__Your objective__
Extract all lines that hold the string "from".

--- START ---

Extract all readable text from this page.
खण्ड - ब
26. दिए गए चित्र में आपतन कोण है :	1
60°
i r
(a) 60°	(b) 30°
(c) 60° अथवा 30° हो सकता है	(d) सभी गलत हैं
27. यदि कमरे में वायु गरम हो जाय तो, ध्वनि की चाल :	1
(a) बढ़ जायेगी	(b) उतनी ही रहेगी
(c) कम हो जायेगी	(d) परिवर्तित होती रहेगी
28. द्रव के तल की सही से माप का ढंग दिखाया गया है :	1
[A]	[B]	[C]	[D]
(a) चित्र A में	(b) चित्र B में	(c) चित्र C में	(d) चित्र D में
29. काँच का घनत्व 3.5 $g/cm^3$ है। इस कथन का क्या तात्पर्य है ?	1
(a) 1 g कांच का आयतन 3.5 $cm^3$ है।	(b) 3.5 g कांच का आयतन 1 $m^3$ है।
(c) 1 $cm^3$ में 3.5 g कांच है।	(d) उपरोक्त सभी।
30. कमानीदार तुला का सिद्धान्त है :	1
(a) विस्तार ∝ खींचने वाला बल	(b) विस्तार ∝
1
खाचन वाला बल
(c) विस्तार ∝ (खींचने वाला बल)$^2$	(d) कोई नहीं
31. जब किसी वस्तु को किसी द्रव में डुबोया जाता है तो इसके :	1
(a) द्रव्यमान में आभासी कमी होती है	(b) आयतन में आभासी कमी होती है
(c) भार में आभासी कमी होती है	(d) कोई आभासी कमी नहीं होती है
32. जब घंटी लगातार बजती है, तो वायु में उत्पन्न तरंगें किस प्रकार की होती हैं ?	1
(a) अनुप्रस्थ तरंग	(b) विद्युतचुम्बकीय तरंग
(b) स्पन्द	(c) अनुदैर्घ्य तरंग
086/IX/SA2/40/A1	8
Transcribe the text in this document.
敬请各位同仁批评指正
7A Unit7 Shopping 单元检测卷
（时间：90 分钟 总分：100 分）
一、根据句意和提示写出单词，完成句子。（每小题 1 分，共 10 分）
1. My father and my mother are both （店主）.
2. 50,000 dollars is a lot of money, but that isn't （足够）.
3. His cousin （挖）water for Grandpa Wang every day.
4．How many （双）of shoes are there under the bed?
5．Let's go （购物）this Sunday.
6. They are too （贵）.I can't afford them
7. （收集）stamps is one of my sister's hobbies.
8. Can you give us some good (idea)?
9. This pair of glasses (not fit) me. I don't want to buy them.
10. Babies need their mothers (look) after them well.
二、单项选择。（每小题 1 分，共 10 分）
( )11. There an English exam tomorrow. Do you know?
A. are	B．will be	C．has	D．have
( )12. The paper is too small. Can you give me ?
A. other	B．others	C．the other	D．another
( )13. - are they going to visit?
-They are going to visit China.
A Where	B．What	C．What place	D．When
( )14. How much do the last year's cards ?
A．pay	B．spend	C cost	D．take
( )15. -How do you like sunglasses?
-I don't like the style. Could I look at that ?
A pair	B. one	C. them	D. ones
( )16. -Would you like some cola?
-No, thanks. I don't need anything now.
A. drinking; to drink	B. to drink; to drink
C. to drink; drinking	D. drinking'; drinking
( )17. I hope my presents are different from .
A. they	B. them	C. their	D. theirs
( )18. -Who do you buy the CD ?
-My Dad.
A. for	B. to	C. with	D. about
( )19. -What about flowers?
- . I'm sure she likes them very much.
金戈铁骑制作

--- END ---

__The answer__
Extract all readable text from this page.
( )17. I hope my presents are different from .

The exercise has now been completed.